PROBLEMA PLANTEADO: Transcriba literalmente el fragmento del pasaje de origen sobre el libro Color de Victoria Finlay que comienza en "El gran secreto" y termina en "del imperio español.".

PASAJE DE ORIGEN:
....................
El gran secreto de Victoria Finlay que subyace en la lectura de Color es su generosa capacidad de escucha. Es lo que hace posible este texto y lo que lo hace especial. Finlay no viaja por el mundo tan solo visitando museos y hablando con sus directores, ni tampoco echando mano de la guía de Historia del Arte local. Su secreto, nada oculto, sale a la luz en la forma en la que pone por escrito los detalles que comparten con ella las artesanas de un mercado, la manera en la que es invitada al cobertizo de una pintora balinesa, o acepta inesperadas invitaciones de desconocidos que la llevan un poco más cerca del ansiado rojo cochinilla, el secreto más lucrativo durante siglos del imperio español.
....................
DATOS PROPORCIONADOS:

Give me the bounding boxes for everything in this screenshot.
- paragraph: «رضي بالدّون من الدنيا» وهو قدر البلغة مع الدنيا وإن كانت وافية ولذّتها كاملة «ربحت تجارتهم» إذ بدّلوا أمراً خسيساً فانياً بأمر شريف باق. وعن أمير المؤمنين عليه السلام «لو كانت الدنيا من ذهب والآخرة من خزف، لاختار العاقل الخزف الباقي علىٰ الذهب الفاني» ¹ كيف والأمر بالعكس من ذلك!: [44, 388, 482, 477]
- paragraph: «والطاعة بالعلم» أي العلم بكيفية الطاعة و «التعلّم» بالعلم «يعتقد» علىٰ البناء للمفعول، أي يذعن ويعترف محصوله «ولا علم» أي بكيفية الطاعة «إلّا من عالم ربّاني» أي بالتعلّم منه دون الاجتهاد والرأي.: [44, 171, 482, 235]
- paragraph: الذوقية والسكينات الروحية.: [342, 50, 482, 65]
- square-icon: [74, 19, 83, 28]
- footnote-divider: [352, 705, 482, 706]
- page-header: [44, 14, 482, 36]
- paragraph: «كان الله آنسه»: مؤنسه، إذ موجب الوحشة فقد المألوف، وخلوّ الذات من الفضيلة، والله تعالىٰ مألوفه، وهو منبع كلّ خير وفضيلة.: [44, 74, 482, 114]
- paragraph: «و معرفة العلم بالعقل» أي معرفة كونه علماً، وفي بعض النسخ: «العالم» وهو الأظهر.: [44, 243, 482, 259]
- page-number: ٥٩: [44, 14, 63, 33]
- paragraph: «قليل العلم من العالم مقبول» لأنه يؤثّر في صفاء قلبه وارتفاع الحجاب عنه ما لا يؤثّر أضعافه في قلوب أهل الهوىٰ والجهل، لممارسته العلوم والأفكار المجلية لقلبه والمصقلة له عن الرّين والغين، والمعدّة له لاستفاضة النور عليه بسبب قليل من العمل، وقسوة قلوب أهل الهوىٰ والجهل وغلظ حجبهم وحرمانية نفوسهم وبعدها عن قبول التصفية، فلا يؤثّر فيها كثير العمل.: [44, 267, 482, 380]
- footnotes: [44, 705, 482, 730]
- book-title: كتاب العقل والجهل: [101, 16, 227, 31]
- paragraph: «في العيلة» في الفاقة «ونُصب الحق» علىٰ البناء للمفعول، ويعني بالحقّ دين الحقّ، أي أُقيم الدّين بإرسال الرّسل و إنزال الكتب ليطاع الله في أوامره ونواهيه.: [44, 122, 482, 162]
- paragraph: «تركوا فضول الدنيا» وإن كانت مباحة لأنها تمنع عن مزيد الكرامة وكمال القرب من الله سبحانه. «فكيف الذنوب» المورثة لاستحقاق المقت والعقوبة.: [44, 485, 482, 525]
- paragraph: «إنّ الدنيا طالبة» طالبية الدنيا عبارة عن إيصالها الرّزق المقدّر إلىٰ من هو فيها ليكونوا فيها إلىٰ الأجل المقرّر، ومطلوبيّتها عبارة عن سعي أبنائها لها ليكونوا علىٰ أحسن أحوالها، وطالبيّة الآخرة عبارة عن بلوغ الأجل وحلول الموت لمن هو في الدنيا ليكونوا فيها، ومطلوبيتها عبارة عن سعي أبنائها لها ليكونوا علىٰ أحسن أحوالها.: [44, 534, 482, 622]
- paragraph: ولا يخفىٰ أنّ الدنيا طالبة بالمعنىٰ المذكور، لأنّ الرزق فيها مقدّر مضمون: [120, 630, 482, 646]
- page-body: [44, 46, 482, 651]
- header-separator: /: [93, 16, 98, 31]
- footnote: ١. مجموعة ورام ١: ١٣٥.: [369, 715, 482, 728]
....................
RESULTADO DEL EJERCICIO:
El gran secreto de Victoria Finlay que subyace en la lectura de Color es su generosa capacidad de escucha. Es lo que hace posible este texto y lo que lo hace especial. Finlay no viaja por el mundo tan solo visitando museos y hablando con sus directores, ni tampoco echando mano de la guía de Historia del Arte local. Su secreto, nada oculto, sale a la luz en la forma en la que pone por escrito los detalles que comparten con ella las artesanas de un mercado, la manera en la que es invitada al cobertizo de una pintora balinesa, o acepta inesperadas invitaciones de desconocidos que la llevan un poco más cerca del ansiado rojo cochinilla, el secreto más lucrativo durante siglos del imperio español.